» **WRITTEN REQUEST**:
Consider the data that follows and state how many lines contain the string "JSON", using the number alone.

» **DATASET ROWS**:
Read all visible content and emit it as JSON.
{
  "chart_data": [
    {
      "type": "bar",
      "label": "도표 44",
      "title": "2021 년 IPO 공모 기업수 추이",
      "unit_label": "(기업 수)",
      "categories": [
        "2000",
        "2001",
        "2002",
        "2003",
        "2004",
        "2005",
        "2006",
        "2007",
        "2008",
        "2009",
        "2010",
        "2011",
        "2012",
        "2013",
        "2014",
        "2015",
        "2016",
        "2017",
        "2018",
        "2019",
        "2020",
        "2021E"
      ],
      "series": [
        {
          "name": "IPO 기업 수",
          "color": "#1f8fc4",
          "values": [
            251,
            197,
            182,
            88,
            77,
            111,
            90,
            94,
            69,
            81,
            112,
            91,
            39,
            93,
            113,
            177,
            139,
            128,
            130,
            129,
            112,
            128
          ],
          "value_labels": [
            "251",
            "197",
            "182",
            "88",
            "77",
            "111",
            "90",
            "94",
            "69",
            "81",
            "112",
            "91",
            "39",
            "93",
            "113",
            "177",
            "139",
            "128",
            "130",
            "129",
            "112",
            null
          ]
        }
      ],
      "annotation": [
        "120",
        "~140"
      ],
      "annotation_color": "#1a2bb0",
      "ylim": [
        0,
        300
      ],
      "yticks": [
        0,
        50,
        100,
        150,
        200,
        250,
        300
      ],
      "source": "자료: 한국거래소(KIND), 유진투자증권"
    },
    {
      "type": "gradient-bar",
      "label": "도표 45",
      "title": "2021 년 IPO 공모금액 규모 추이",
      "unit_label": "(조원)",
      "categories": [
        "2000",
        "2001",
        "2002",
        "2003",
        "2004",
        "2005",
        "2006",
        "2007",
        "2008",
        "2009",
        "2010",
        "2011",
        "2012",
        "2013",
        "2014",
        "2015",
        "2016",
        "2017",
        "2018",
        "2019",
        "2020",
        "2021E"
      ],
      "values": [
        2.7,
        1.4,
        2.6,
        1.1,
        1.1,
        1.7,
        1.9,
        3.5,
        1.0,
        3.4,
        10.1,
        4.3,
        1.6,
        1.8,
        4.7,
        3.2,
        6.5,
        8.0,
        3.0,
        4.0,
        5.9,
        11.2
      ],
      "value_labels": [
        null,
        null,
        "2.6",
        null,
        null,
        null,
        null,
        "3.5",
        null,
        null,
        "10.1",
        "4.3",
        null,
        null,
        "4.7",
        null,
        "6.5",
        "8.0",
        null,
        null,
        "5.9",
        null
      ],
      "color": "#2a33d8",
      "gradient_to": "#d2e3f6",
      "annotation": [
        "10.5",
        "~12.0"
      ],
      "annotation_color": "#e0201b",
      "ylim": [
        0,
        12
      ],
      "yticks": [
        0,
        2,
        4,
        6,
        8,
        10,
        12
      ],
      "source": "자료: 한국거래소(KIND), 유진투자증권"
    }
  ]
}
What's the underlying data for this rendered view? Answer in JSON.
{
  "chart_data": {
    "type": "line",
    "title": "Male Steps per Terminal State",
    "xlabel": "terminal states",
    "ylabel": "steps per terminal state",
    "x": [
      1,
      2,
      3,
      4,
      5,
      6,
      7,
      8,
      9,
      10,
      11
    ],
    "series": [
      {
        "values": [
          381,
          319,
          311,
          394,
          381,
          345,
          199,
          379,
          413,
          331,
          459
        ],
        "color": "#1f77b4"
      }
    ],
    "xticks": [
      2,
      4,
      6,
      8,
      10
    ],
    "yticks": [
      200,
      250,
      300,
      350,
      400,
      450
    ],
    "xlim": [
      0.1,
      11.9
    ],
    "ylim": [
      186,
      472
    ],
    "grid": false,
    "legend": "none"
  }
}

» **TASK SOLUTION**:
2